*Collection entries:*
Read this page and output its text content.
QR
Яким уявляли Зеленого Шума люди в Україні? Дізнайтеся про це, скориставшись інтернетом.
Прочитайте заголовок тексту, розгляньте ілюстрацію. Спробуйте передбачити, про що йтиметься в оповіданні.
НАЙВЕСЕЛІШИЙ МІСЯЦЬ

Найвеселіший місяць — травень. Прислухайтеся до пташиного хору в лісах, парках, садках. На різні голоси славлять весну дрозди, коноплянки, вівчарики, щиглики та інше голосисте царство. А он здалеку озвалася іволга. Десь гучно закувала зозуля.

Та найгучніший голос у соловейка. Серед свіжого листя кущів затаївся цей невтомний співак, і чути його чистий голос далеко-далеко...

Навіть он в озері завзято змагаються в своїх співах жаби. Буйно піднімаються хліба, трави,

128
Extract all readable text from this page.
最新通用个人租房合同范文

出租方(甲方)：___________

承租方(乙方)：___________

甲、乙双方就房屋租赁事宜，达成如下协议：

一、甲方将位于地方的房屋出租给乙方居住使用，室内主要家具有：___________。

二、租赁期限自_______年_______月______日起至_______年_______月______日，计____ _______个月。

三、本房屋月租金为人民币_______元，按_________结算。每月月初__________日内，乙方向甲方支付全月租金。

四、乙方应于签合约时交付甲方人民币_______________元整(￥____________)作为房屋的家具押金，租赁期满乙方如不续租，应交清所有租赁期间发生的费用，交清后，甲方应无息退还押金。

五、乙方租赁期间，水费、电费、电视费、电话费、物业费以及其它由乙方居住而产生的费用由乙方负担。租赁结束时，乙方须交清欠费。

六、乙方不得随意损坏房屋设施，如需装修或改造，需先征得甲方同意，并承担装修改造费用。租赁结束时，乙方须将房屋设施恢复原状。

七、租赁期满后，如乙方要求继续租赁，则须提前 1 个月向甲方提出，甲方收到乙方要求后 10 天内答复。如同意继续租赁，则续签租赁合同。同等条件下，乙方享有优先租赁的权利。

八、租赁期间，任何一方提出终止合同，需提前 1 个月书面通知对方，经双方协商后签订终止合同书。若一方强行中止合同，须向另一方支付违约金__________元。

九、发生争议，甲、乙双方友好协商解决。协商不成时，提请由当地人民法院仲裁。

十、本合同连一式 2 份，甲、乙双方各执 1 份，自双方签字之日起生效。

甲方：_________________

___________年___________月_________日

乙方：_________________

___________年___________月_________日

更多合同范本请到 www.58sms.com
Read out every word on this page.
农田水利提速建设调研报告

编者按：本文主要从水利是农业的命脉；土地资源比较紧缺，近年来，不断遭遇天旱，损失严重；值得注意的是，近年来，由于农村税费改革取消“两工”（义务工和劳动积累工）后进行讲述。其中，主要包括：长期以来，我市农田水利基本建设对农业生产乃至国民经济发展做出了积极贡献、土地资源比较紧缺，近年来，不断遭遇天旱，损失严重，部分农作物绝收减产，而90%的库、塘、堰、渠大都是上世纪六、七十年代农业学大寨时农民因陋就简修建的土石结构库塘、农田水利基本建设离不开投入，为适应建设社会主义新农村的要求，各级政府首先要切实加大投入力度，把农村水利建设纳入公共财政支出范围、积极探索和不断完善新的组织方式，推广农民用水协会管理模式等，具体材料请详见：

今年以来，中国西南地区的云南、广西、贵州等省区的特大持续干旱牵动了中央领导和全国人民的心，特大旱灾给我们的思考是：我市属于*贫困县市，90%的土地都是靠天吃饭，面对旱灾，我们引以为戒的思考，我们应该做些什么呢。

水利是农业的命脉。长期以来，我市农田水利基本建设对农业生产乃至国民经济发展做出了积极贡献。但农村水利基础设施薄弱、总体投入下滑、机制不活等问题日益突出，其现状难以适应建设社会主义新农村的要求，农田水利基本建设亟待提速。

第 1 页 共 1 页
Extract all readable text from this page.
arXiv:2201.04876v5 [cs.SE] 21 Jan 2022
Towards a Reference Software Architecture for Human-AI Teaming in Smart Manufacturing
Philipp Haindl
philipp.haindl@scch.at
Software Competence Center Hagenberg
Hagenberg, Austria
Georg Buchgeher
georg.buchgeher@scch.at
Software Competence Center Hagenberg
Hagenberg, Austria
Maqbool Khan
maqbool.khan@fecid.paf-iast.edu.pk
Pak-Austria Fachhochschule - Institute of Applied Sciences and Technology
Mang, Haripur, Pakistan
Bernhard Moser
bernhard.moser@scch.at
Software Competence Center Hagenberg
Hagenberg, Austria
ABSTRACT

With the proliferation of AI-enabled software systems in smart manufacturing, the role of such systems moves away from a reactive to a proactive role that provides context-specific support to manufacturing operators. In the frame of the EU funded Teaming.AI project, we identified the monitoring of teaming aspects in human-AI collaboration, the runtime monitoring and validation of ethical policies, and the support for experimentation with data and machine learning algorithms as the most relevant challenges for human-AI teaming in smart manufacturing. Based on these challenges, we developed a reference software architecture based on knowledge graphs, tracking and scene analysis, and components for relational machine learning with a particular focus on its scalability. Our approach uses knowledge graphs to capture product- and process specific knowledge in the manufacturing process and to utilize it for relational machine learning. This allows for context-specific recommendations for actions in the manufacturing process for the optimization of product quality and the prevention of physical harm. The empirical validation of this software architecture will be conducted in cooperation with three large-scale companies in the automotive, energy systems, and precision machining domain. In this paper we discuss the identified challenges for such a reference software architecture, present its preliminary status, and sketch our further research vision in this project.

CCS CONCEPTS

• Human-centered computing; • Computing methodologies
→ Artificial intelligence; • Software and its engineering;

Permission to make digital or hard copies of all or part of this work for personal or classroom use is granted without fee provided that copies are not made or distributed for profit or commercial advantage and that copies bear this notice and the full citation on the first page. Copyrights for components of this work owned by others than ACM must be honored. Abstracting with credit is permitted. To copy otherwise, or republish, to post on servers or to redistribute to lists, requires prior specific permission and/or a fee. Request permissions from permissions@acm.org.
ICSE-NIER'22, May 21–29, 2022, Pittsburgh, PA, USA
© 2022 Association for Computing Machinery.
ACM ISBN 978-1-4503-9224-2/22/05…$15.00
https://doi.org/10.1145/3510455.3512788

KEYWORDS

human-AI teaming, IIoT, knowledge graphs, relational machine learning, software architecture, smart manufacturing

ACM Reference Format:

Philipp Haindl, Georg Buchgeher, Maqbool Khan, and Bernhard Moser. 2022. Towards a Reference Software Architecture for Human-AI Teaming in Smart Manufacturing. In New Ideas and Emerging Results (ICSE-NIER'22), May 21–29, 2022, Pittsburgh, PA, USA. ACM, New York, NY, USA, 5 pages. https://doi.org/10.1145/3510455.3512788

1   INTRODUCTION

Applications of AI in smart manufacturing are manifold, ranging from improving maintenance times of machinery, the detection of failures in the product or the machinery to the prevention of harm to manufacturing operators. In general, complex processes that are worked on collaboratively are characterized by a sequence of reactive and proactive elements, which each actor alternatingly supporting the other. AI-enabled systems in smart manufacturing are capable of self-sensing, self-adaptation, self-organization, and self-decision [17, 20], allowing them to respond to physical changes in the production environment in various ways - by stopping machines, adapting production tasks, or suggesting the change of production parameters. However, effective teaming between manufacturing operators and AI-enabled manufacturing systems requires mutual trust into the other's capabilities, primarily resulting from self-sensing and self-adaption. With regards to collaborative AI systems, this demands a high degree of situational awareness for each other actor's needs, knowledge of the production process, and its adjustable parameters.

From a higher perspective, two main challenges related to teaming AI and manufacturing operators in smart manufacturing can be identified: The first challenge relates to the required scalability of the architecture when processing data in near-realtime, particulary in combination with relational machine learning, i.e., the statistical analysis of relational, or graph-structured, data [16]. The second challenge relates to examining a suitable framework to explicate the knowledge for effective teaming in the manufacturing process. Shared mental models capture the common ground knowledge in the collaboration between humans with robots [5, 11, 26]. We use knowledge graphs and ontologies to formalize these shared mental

*BRIEF:* Select every line of the records holding the string "长期以来".

*FINISHED TASK:*
编者按：本文主要从水利是农业的命脉；土地资源比较紧缺，近年来，不断遭遇天旱，损失严重；值得注意的是，近年来，由于农村税费改革取消“两工”（义务工和劳动积累工）后进行讲述。其中，主要包括：长期以来，我市农田水利基本建设对农业生产乃至国民经济发展做出了积极贡献、土地资源比较紧缺，近年来，不断遭遇天旱，损失严重，部分农作物绝收减产，而90%的库、塘、堰、渠大都是上世纪六、七十年代农业学大寨时农民因陋就简修建的土石结构库塘、农田水利基本建设离不开投入，为适应建设社会主义新农村的要求，各级政府首先要切实加大投入力度，把农村水利建设纳入公共财政支出范围、积极探索和不断完善新的组织方式，推广农民用水协会管理模式等，具体材料请详见：
水利是农业的命脉。长期以来，我市农田水利基本建设对农业生产乃至国民经济发展做出了积极贡献。但农村水利基础设施薄弱、总体投入下滑、机制不活等问题日益突出，其现状难以适应建设社会主义新农村的要求，农田水利基本建设亟待提速。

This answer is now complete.